AIM OF THE EXERCISE ▸
Extract the lines that hold the string "decisions".
========================
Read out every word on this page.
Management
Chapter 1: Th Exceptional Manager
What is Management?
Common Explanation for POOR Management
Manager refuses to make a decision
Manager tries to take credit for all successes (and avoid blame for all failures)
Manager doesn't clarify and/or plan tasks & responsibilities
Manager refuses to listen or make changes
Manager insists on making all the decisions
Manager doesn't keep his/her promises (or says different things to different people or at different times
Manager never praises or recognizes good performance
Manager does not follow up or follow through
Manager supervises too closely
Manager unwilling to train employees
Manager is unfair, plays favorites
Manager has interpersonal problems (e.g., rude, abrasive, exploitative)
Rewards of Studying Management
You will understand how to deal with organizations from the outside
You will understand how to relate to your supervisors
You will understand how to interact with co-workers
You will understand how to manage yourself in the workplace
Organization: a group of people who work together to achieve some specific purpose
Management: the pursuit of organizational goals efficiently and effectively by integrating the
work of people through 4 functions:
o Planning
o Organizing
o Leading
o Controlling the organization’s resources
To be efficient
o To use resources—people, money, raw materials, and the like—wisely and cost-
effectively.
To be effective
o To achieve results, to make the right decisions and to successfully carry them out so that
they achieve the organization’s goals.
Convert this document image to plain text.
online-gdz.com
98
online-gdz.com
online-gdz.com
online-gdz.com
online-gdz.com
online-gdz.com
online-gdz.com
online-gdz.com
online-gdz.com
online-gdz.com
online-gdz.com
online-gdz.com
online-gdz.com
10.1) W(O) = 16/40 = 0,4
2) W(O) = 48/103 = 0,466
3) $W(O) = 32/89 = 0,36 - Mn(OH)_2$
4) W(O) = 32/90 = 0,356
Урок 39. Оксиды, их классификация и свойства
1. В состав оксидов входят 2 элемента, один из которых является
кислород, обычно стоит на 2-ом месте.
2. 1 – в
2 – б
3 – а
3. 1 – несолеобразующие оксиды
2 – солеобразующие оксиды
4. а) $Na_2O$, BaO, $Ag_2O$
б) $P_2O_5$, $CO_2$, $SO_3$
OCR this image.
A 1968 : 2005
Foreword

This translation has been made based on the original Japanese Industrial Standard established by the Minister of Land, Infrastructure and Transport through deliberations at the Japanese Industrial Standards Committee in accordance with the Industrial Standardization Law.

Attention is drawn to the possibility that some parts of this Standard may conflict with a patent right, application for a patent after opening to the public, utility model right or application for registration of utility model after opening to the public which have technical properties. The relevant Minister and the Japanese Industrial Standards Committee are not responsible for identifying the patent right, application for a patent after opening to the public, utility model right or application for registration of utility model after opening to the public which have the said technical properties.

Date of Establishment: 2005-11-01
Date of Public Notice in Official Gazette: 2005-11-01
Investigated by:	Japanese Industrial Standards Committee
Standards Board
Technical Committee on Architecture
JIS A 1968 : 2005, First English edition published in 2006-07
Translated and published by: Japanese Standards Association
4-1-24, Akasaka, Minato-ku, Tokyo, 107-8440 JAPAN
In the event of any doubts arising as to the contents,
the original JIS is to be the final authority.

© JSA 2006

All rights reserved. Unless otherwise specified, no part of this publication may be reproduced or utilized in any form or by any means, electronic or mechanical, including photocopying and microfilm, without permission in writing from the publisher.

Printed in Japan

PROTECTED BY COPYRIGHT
========================
SOLVED PROBLEM ▸
Manager insists on making all the decisions
o To achieve results, to make the right decisions and to successfully carry them out so that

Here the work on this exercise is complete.